WHAT TO PRODUCE >>
Can you print every record below exactly as written?

(Dataset items)
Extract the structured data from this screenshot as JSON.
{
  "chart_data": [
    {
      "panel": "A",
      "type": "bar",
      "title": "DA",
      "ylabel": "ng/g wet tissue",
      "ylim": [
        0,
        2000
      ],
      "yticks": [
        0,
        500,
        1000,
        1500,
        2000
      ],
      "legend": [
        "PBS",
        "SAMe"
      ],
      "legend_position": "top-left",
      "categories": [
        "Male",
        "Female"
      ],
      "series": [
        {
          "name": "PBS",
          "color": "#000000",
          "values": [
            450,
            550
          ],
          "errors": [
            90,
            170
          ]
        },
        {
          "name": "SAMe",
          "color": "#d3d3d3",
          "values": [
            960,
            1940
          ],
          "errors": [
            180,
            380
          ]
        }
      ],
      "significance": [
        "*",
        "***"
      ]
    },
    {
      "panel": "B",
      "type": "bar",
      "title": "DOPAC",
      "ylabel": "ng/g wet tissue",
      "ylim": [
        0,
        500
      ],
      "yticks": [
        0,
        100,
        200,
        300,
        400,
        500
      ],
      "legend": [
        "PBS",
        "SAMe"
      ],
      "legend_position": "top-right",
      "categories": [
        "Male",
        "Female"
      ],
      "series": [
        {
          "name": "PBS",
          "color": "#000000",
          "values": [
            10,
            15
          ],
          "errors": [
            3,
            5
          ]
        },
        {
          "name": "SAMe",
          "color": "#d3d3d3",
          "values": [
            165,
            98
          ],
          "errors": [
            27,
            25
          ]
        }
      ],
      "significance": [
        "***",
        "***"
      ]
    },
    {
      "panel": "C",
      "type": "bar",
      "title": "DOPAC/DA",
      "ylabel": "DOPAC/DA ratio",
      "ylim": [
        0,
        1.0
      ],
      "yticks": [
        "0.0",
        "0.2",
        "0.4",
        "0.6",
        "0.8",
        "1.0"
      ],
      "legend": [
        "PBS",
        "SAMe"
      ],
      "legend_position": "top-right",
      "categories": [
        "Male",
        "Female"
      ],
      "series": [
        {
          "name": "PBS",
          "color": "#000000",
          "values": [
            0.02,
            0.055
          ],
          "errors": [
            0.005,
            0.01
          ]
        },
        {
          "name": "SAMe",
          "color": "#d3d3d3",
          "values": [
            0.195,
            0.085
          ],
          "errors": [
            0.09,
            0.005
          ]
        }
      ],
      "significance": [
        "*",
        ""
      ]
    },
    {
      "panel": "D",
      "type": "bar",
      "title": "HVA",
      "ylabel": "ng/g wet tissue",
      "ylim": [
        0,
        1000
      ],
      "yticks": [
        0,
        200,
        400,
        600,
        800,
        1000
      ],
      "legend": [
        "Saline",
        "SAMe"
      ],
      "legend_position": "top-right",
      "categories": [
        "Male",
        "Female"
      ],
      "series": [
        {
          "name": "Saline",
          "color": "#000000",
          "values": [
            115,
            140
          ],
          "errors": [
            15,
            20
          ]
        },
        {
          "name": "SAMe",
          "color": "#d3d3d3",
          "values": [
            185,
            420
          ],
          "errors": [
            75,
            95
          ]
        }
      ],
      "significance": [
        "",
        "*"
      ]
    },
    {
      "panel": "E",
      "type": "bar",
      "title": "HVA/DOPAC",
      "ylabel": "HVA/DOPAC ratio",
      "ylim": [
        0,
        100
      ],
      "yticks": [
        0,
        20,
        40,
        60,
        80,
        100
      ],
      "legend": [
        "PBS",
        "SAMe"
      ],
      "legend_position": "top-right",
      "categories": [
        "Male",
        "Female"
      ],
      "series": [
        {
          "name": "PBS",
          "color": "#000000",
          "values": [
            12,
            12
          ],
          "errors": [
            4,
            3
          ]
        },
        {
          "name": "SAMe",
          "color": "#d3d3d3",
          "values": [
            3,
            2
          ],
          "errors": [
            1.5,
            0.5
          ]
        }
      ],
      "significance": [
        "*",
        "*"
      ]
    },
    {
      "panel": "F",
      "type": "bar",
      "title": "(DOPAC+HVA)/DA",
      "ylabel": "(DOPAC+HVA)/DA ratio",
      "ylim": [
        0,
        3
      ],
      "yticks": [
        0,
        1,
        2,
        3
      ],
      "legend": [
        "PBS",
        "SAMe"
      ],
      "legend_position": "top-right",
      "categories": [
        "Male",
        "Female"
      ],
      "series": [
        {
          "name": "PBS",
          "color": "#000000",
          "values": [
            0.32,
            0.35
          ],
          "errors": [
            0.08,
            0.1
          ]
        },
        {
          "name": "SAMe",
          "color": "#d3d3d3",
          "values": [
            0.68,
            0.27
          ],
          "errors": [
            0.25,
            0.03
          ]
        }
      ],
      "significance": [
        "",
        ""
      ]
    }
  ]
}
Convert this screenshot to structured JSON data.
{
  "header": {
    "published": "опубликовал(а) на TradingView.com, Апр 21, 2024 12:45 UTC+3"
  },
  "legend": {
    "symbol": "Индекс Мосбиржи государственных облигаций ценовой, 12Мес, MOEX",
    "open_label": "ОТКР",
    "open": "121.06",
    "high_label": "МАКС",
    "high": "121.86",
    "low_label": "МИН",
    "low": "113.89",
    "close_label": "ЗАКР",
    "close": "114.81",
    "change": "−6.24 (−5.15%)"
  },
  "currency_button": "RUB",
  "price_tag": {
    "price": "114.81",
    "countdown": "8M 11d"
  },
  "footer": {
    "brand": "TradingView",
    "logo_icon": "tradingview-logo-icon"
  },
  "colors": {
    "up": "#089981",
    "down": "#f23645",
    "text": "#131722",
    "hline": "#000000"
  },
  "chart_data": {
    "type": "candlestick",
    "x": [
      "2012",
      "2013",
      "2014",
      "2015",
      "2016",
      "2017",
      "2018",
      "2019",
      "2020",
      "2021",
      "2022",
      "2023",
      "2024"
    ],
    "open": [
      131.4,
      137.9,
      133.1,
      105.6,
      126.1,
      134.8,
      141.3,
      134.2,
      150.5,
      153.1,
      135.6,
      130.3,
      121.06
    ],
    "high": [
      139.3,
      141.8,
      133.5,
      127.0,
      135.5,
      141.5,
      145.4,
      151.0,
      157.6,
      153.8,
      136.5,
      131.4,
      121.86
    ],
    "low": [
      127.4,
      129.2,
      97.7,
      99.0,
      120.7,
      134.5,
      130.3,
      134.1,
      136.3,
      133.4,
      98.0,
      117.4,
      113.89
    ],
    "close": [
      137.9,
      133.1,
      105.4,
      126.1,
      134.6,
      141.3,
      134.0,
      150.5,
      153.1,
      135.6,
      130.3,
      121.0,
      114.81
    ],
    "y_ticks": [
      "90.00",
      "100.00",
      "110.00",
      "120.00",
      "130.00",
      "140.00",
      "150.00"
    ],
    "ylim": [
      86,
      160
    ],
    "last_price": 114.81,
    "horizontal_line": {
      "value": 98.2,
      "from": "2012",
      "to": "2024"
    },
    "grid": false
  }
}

FINAL ANSWER >>
Extract the structured data from this screenshot as JSON.
{
  "chart_data": [
    {
      "panel": "A",
      "type": "bar",
      "title": "DA",
      "ylabel": "ng/g wet tissue",
      "ylim": [
        0,
        2000
      ],
      "yticks": [
        0,
        500,
        1000,
        1500,
        2000
      ],
      "legend": [
        "PBS",
        "SAMe"
      ],
      "legend_position": "top-left",
      "categories": [
        "Male",
        "Female"
      ],
      "series": [
        {
          "name": "PBS",
          "color": "#000000",
          "values": [
            450,
            550
          ],
          "errors": [
            90,
            170
          ]
        },
        {
          "name": "SAMe",
          "color": "#d3d3d3",
          "values": [
            960,
            1940
          ],
          "errors": [
            180,
            380
          ]
        }
      ],
      "significance": [
        "*",
        "***"
      ]
    },
    {
      "panel": "B",
      "type": "bar",
      "title": "DOPAC",
      "ylabel": "ng/g wet tissue",
      "ylim": [
        0,
        500
      ],
      "yticks": [
        0,
        100,
        200,
        300,
        400,
        500
      ],
      "legend": [
        "PBS",
        "SAMe"
      ],
      "legend_position": "top-right",
      "categories": [
        "Male",
        "Female"
      ],
      "series": [
        {
          "name": "PBS",
          "color": "#000000",
          "values": [
            10,
            15
          ],
          "errors": [
            3,
            5
          ]
        },
        {
          "name": "SAMe",
          "color": "#d3d3d3",
          "values": [
            165,
            98
          ],
          "errors": [
            27,
            25
          ]
        }
      ],
      "significance": [
        "***",
        "***"
      ]
    },
    {
      "panel": "C",
      "type": "bar",
      "title": "DOPAC/DA",
      "ylabel": "DOPAC/DA ratio",
      "ylim": [
        0,
        1.0
      ],
      "yticks": [
        "0.0",
        "0.2",
        "0.4",
        "0.6",
        "0.8",
        "1.0"
      ],
      "legend": [
        "PBS",
        "SAMe"
      ],
      "legend_position": "top-right",
      "categories": [
        "Male",
        "Female"
      ],
      "series": [
        {
          "name": "PBS",
          "color": "#000000",
          "values": [
            0.02,
            0.055
          ],
          "errors": [
            0.005,
            0.01
          ]
        },
        {
          "name": "SAMe",
          "color": "#d3d3d3",
          "values": [
            0.195,
            0.085
          ],
          "errors": [
            0.09,
            0.005
          ]
        }
      ],
      "significance": [
        "*",
        ""
      ]
    },
    {
      "panel": "D",
      "type": "bar",
      "title": "HVA",
      "ylabel": "ng/g wet tissue",
      "ylim": [
        0,
        1000
      ],
      "yticks": [
        0,
        200,
        400,
        600,
        800,
        1000
      ],
      "legend": [
        "Saline",
        "SAMe"
      ],
      "legend_position": "top-right",
      "categories": [
        "Male",
        "Female"
      ],
      "series": [
        {
          "name": "Saline",
          "color": "#000000",
          "values": [
            115,
            140
          ],
          "errors": [
            15,
            20
          ]
        },
        {
          "name": "SAMe",
          "color": "#d3d3d3",
          "values": [
            185,
            420
          ],
          "errors": [
            75,
            95
          ]
        }
      ],
      "significance": [
        "",
        "*"
      ]
    },
    {
      "panel": "E",
      "type": "bar",
      "title": "HVA/DOPAC",
      "ylabel": "HVA/DOPAC ratio",
      "ylim": [
        0,
        100
      ],
      "yticks": [
        0,
        20,
        40,
        60,
        80,
        100
      ],
      "legend": [
        "PBS",
        "SAMe"
      ],
      "legend_position": "top-right",
      "categories": [
        "Male",
        "Female"
      ],
      "series": [
        {
          "name": "PBS",
          "color": "#000000",
          "values": [
            12,
            12
          ],
          "errors": [
            4,
            3
          ]
        },
        {
          "name": "SAMe",
          "color": "#d3d3d3",
          "values": [
            3,
            2
          ],
          "errors": [
            1.5,
            0.5
          ]
        }
      ],
      "significance": [
        "*",
        "*"
      ]
    },
    {
      "panel": "F",
      "type": "bar",
      "title": "(DOPAC+HVA)/DA",
      "ylabel": "(DOPAC+HVA)/DA ratio",
      "ylim": [
        0,
        3
      ],
      "yticks": [
        0,
        1,
        2,
        3
      ],
      "legend": [
        "PBS",
        "SAMe"
      ],
      "legend_position": "top-right",
      "categories": [
        "Male",
        "Female"
      ],
      "series": [
        {
          "name": "PBS",
          "color": "#000000",
          "values": [
            0.32,
            0.35
          ],
          "errors": [
            0.08,
            0.1
          ]
        },
        {
          "name": "SAMe",
          "color": "#d3d3d3",
          "values": [
            0.68,
            0.27
          ],
          "errors": [
            0.25,
            0.03
          ]
        }
      ],
      "significance": [
        "",
        ""
      ]
    }
  ]
}
Convert this screenshot to structured JSON data.
{
  "header": {
    "published": "опубликовал(а) на TradingView.com, Апр 21, 2024 12:45 UTC+3"
  },
  "legend": {
    "symbol": "Индекс Мосбиржи государственных облигаций ценовой, 12Мес, MOEX",
    "open_label": "ОТКР",
    "open": "121.06",
    "high_label": "МАКС",
    "high": "121.86",
    "low_label": "МИН",
    "low": "113.89",
    "close_label": "ЗАКР",
    "close": "114.81",
    "change": "−6.24 (−5.15%)"
  },
  "currency_button": "RUB",
  "price_tag": {
    "price": "114.81",
    "countdown": "8M 11d"
  },
  "footer": {
    "brand": "TradingView",
    "logo_icon": "tradingview-logo-icon"
  },
  "colors": {
    "up": "#089981",
    "down": "#f23645",
    "text": "#131722",
    "hline": "#000000"
  },
  "chart_data": {
    "type": "candlestick",
    "x": [
      "2012",
      "2013",
      "2014",
      "2015",
      "2016",
      "2017",
      "2018",
      "2019",
      "2020",
      "2021",
      "2022",
      "2023",
      "2024"
    ],
    "open": [
      131.4,
      137.9,
      133.1,
      105.6,
      126.1,
      134.8,
      141.3,
      134.2,
      150.5,
      153.1,
      135.6,
      130.3,
      121.06
    ],
    "high": [
      139.3,
      141.8,
      133.5,
      127.0,
      135.5,
      141.5,
      145.4,
      151.0,
      157.6,
      153.8,
      136.5,
      131.4,
      121.86
    ],
    "low": [
      127.4,
      129.2,
      97.7,
      99.0,
      120.7,
      134.5,
      130.3,
      134.1,
      136.3,
      133.4,
      98.0,
      117.4,
      113.89
    ],
    "close": [
      137.9,
      133.1,
      105.4,
      126.1,
      134.6,
      141.3,
      134.0,
      150.5,
      153.1,
      135.6,
      130.3,
      121.0,
      114.81
    ],
    "y_ticks": [
      "90.00",
      "100.00",
      "110.00",
      "120.00",
      "130.00",
      "140.00",
      "150.00"
    ],
    "ylim": [
      86,
      160
    ],
    "last_price": 114.81,
    "horizontal_line": {
      "value": 98.2,
      "from": "2012",
      "to": "2024"
    },
    "grid": false
  }
}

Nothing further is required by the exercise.